▶ _Prompt_
All of the material below is to be repeated exactly.

▶ _Data_

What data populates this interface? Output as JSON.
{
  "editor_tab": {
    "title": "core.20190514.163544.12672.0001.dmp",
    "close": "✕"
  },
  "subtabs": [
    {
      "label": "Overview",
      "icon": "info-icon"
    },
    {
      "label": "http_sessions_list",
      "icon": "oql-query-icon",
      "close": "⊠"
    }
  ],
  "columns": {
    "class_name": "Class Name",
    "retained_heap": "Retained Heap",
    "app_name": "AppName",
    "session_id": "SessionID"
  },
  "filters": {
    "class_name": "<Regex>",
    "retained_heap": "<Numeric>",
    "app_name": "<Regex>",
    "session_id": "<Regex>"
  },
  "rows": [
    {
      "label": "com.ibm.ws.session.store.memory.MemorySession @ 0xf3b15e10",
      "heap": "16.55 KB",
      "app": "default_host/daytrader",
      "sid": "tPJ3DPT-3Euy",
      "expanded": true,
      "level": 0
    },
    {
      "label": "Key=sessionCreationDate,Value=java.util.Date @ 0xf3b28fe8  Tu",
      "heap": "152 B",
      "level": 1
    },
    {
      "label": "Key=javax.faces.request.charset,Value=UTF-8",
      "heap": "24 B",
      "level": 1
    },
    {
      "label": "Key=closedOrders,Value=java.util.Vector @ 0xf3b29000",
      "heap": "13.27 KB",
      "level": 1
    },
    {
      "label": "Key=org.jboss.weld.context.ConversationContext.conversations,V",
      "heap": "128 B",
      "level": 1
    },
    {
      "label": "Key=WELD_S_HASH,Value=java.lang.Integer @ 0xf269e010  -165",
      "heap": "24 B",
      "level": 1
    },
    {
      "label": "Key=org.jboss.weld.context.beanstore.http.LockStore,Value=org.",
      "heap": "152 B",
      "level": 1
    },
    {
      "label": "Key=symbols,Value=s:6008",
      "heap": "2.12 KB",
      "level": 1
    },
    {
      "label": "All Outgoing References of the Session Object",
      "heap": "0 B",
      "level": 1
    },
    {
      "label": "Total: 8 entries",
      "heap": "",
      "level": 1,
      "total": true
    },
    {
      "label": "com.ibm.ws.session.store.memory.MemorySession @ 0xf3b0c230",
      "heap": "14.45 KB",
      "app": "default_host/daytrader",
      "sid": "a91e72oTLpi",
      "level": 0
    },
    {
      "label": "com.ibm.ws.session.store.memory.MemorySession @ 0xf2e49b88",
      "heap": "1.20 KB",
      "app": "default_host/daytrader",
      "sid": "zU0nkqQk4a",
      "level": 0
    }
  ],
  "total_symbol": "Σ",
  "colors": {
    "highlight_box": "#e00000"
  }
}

▶ _Solved problem_
What data populates this interface? Output as JSON.
{
  "editor_tab": {
    "title": "core.20190514.163544.12672.0001.dmp",
    "close": "✕"
  },
  "subtabs": [
    {
      "label": "Overview",
      "icon": "info-icon"
    },
    {
      "label": "http_sessions_list",
      "icon": "oql-query-icon",
      "close": "⊠"
    }
  ],
  "columns": {
    "class_name": "Class Name",
    "retained_heap": "Retained Heap",
    "app_name": "AppName",
    "session_id": "SessionID"
  },
  "filters": {
    "class_name": "<Regex>",
    "retained_heap": "<Numeric>",
    "app_name": "<Regex>",
    "session_id": "<Regex>"
  },
  "rows": [
    {
      "label": "com.ibm.ws.session.store.memory.MemorySession @ 0xf3b15e10",
      "heap": "16.55 KB",
      "app": "default_host/daytrader",
      "sid": "tPJ3DPT-3Euy",
      "expanded": true,
      "level": 0
    },
    {
      "label": "Key=sessionCreationDate,Value=java.util.Date @ 0xf3b28fe8  Tu",
      "heap": "152 B",
      "level": 1
    },
    {
      "label": "Key=javax.faces.request.charset,Value=UTF-8",
      "heap": "24 B",
      "level": 1
    },
    {
      "label": "Key=closedOrders,Value=java.util.Vector @ 0xf3b29000",
      "heap": "13.27 KB",
      "level": 1
    },
    {
      "label": "Key=org.jboss.weld.context.ConversationContext.conversations,V",
      "heap": "128 B",
      "level": 1
    },
    {
      "label": "Key=WELD_S_HASH,Value=java.lang.Integer @ 0xf269e010  -165",
      "heap": "24 B",
      "level": 1
    },
    {
      "label": "Key=org.jboss.weld.context.beanstore.http.LockStore,Value=org.",
      "heap": "152 B",
      "level": 1
    },
    {
      "label": "Key=symbols,Value=s:6008",
      "heap": "2.12 KB",
      "level": 1
    },
    {
      "label": "All Outgoing References of the Session Object",
      "heap": "0 B",
      "level": 1
    },
    {
      "label": "Total: 8 entries",
      "heap": "",
      "level": 1,
      "total": true
    },
    {
      "label": "com.ibm.ws.session.store.memory.MemorySession @ 0xf3b0c230",
      "heap": "14.45 KB",
      "app": "default_host/daytrader",
      "sid": "a91e72oTLpi",
      "level": 0
    },
    {
      "label": "com.ibm.ws.session.store.memory.MemorySession @ 0xf2e49b88",
      "heap": "1.20 KB",
      "app": "default_host/daytrader",
      "sid": "zU0nkqQk4a",
      "level": 0
    }
  ],
  "total_symbol": "Σ",
  "colors": {
    "highlight_box": "#e00000"
  }
}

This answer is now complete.